_Passage provided_
....
I am trying to understand how the tensor product of presentable categories works: let $\otimes\colon {\cal A}\times {\cal B}\to {\cal A}\otimes{\cal B}$ the universal bilinear functor corresponding to $\text{id}_{{\cal A}\otimes{\cal B}}$ under the correspondence defining ${\cal A}\otimes{\cal B}$, $$ \text{Bilin}({\cal A}\times{\cal B}, {\cal E})\cong \text{Func}({\cal A}\otimes{\cal B},{\cal E}). $$ What is the answer to these questions?

Does the essential image of $\otimes$ generate ${\cal A}\otimes{\cal B}$ under colimits? This seems the analogue of $V\otimes W$ being made by formal sums of monomials. Does $\otimes$ have some other remarkable properties (fullness, faithfulness, commutes/reflects/creates co-limits?)
....
_Exercise set_
**a.** Answer these three questions using the forum post on tensor products of presentable categories, one answer per line and marked the same way:
(i) What kind of categories does the post say it is trying to understand the tensor product of?
(ii) What name does the post give to the functor ⊗ from A × B to A ⊗ B?
(iii) What does the post give as the analogue of the essential image of ⊗ generating A ⊗ B under colimits?
**b.** Write the next few sentences of the forum post on tensor products of presentable categories, continuing after its last sentence.
....
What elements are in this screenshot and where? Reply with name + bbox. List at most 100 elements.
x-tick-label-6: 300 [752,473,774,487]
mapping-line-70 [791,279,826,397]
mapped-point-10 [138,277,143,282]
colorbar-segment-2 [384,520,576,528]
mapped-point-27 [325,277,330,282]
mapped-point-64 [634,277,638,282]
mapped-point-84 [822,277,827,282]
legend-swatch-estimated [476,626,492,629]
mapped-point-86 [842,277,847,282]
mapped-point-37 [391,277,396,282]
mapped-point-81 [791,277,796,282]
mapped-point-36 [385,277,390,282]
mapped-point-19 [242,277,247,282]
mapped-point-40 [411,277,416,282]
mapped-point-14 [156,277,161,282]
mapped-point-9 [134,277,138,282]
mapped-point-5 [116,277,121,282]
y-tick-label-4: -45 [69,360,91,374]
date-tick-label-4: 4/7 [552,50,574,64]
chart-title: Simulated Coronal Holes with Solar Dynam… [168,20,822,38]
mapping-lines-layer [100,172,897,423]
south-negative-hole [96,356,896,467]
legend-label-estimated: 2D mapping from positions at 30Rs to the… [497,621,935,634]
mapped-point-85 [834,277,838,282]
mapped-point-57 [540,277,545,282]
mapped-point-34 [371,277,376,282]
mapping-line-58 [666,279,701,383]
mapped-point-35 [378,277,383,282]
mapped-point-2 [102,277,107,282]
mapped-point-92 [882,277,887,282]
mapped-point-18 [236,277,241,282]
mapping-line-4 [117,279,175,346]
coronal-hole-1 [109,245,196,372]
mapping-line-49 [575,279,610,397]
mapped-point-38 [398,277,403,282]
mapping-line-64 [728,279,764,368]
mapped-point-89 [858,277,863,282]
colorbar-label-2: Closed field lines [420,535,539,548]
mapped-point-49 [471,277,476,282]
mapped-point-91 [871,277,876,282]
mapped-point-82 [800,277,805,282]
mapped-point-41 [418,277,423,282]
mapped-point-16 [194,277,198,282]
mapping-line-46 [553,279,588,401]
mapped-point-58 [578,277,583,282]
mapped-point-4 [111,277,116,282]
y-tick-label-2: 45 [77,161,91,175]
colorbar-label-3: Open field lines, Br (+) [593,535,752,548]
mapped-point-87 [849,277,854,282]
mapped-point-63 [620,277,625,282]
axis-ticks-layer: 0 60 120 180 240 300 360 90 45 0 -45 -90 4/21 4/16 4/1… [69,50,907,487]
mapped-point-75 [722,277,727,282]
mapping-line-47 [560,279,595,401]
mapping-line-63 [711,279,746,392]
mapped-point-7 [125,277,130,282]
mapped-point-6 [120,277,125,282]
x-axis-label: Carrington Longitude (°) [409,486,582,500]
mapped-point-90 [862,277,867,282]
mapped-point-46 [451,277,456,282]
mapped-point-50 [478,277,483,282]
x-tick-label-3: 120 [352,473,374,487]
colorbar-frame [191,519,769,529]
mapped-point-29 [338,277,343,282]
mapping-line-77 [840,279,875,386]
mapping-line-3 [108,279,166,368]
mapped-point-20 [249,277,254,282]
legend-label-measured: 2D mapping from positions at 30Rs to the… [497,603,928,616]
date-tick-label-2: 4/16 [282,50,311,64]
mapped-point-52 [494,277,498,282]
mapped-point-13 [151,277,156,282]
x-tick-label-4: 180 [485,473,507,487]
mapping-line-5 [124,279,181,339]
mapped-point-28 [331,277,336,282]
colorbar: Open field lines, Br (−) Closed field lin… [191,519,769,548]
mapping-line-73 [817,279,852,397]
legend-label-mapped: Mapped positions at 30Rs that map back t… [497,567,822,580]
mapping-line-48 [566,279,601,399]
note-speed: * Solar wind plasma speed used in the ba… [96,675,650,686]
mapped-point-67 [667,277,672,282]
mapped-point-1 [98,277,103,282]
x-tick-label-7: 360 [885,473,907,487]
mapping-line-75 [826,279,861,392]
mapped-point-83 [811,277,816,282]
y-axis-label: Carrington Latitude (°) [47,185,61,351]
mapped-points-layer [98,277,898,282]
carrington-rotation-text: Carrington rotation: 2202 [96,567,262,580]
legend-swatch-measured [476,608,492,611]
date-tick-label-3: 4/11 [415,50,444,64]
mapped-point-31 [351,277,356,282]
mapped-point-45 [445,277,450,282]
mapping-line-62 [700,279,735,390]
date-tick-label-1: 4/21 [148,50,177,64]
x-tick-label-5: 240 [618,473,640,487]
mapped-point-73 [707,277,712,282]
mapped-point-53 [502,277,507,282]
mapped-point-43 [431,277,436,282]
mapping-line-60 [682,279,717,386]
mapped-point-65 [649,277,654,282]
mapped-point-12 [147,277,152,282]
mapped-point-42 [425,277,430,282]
....
_Per-task outputs_
**a.**
(i) Presentable categories.
(ii) The universal bilinear functor.
(iii) V ⊗ W being made by formal sums of monomials.

**b.**
We have a fairly explicit (albeit constructed by absolute nonsense) model for ${\cal A}\otimes{\cal B}$, that is $\text{Func}({\cal A}^\text{op}, {\cal B})_R$ (functors ${\cal A}^\text{op}\to \cal B$ which commute with limits (and filtered colimits? I see different definitions here). This means that to $\otimes$ correspond a canonical functor ${\cal A}\times {\cal B} \to \text{Func}({\cal A}^\text{op}, {\cal B})_R$, sending $(A,B)$ to... who?

The adjoint functor theorem gives $A\otimes -$ and $-\otimes B$ right adjoints $A/-$ and $-\backslash B$; how are these functors ${\cal A}\otimes{\cal B}\to {\cal A,B}$ defined? There are Kan extensions one can write, but...